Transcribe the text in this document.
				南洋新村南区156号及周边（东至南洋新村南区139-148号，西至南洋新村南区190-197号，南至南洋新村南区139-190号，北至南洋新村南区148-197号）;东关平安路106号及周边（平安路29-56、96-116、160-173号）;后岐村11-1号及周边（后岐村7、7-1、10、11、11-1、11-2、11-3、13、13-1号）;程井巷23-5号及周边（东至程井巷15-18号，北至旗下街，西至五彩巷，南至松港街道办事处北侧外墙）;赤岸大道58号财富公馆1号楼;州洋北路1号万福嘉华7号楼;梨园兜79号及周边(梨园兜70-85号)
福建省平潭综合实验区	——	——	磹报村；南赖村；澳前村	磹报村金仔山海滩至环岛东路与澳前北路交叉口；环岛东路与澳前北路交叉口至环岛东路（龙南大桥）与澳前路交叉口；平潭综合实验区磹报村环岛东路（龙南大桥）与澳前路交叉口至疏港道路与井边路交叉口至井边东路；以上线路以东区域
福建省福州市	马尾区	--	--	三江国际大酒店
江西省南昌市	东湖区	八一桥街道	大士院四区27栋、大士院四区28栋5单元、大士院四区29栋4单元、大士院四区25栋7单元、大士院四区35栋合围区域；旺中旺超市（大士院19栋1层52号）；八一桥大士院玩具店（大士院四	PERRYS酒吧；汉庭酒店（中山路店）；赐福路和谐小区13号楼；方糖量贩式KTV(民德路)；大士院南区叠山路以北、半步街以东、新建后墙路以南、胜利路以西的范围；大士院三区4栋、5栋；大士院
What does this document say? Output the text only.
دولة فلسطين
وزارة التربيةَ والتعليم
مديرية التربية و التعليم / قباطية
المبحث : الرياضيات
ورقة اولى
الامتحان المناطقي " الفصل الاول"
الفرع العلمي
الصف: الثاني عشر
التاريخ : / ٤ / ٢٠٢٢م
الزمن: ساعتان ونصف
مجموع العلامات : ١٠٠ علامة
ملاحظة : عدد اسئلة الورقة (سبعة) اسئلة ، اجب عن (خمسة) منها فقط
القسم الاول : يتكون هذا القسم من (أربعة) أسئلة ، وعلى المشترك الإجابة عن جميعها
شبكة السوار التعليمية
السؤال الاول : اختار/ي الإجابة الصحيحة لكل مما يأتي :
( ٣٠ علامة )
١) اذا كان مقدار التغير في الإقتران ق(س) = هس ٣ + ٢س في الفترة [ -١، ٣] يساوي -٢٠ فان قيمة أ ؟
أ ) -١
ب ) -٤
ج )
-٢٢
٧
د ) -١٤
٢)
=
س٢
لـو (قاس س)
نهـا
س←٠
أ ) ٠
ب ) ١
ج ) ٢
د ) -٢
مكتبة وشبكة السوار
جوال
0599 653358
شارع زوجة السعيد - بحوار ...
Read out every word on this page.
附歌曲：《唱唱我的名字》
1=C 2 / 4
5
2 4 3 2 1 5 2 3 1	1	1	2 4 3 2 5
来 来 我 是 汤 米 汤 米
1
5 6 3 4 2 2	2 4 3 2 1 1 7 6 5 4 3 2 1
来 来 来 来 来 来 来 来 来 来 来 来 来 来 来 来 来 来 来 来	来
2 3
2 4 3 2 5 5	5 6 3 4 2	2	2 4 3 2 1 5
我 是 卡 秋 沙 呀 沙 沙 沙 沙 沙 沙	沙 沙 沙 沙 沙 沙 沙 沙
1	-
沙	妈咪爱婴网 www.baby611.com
──────────────────────────────
Go through the entries and repeat each one exactly.

Transcribe the text in this document.
				南洋新村南区156号及周边（东至南洋新村南区139-148号，西至南洋新村南区190-197号，南至南洋新村南区139-190号，北至南洋新村南区148-197号）;东关平安路106号及周边（平安路29-56、96-116、160-173号）;后岐村11-1号及周边（后岐村7、7-1、10、11、11-1、11-2、11-3、13、13-1号）;程井巷23-5号及周边（东至程井巷15-18号，北至旗下街，西至五彩巷，南至松港街道办事处北侧外墙）;赤岸大道58号财富公馆1号楼;州洋北路1号万福嘉华7号楼;梨园兜79号及周边(梨园兜70-85号)
福建省平潭综合实验区	——	——	磹报村；南赖村；澳前村	磹报村金仔山海滩至环岛东路与澳前北路交叉口；环岛东路与澳前北路交叉口至环岛东路（龙南大桥）与澳前路交叉口；平潭综合实验区磹报村环岛东路（龙南大桥）与澳前路交叉口至疏港道路与井边路交叉口至井边东路；以上线路以东区域
福建省福州市	马尾区	--	--	三江国际大酒店
江西省南昌市	东湖区	八一桥街道	大士院四区27栋、大士院四区28栋5单元、大士院四区29栋4单元、大士院四区25栋7单元、大士院四区35栋合围区域；旺中旺超市（大士院19栋1层52号）；八一桥大士院玩具店（大士院四	PERRYS酒吧；汉庭酒店（中山路店）；赐福路和谐小区13号楼；方糖量贩式KTV(民德路)；大士院南区叠山路以北、半步街以东、新建后墙路以南、胜利路以西的范围；大士院三区4栋、5栋；大士院
What does this document say? Output the text only.
دولة فلسطين
وزارة التربيةَ والتعليم
مديرية التربية و التعليم / قباطية
المبحث : الرياضيات
ورقة اولى
الامتحان المناطقي " الفصل الاول"
الفرع العلمي
الصف: الثاني عشر
التاريخ : / ٤ / ٢٠٢٢م
الزمن: ساعتان ونصف
مجموع العلامات : ١٠٠ علامة
ملاحظة : عدد اسئلة الورقة (سبعة) اسئلة ، اجب عن (خمسة) منها فقط
القسم الاول : يتكون هذا القسم من (أربعة) أسئلة ، وعلى المشترك الإجابة عن جميعها
شبكة السوار التعليمية
السؤال الاول : اختار/ي الإجابة الصحيحة لكل مما يأتي :
( ٣٠ علامة )
١) اذا كان مقدار التغير في الإقتران ق(س) = هس ٣ + ٢س في الفترة [ -١، ٣] يساوي -٢٠ فان قيمة أ ؟
أ ) -١
ب ) -٤
ج )
-٢٢
٧
د ) -١٤
٢)
=
س٢
لـو (قاس س)
نهـا
س←٠
أ ) ٠
ب ) ١
ج ) ٢
د ) -٢
مكتبة وشبكة السوار
جوال
0599 653358
شارع زوجة السعيد - بحوار ...
Read out every word on this page.
附歌曲：《唱唱我的名字》
1=C 2 / 4
5
2 4 3 2 1 5 2 3 1	1	1	2 4 3 2 5
来 来 我 是 汤 米 汤 米
1
5 6 3 4 2 2	2 4 3 2 1 1 7 6 5 4 3 2 1
来 来 来 来 来 来 来 来 来 来 来 来 来 来 来 来 来 来 来 来	来
2 3
2 4 3 2 5 5	5 6 3 4 2	2	2 4 3 2 1 5
我 是 卡 秋 沙 呀 沙 沙 沙 沙 沙 沙	沙 沙 沙 沙 沙 沙 沙 沙
1	-
沙	妈咪爱婴网 www.baby611.com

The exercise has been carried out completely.